▶ EXERCISE
Copy out each line that includes the word "Система".

* START DATASET RECORDS *

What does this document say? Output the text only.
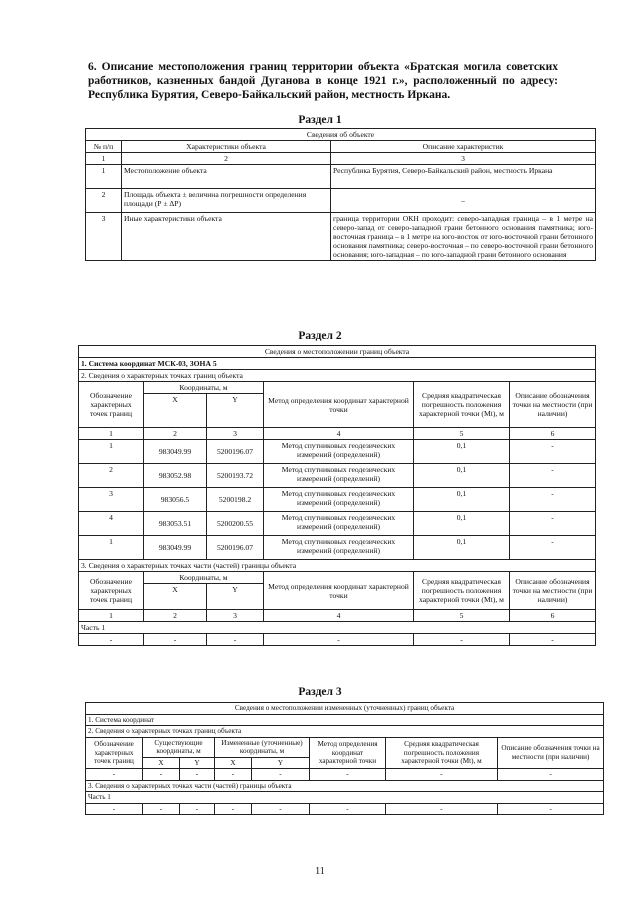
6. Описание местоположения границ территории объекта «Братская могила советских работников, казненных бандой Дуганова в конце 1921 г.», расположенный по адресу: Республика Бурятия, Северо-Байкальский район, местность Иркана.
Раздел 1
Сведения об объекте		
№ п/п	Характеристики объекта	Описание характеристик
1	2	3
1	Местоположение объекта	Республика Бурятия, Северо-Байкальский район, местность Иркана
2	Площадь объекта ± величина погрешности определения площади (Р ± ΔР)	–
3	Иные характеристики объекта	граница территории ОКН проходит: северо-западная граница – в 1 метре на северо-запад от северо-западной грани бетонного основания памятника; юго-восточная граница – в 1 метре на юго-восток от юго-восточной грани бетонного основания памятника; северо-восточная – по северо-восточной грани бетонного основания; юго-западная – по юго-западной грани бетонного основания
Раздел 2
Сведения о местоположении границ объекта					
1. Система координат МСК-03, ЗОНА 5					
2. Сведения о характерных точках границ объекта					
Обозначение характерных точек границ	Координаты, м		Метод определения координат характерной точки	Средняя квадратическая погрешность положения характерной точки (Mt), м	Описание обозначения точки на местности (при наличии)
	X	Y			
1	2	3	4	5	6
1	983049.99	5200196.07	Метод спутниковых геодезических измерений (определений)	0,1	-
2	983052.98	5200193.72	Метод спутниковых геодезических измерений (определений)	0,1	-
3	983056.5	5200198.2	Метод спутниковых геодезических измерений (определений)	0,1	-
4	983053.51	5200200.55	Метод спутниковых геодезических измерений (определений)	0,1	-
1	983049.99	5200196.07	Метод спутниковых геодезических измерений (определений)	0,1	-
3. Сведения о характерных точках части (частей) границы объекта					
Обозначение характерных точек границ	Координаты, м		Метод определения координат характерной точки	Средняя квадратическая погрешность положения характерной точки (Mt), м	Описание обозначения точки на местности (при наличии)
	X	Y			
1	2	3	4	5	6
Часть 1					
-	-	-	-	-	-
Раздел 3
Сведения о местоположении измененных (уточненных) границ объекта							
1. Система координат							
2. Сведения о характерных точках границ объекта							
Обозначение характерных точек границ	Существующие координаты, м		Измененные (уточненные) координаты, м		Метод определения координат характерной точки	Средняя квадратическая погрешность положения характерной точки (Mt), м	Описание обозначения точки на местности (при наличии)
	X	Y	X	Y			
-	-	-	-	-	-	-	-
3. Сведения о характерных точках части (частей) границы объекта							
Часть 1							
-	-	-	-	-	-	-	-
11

* END DATASET RECORDS *

▶ IN RESPONSE
1. Система координат МСК-03, ЗОНА 5					
1. Система координат							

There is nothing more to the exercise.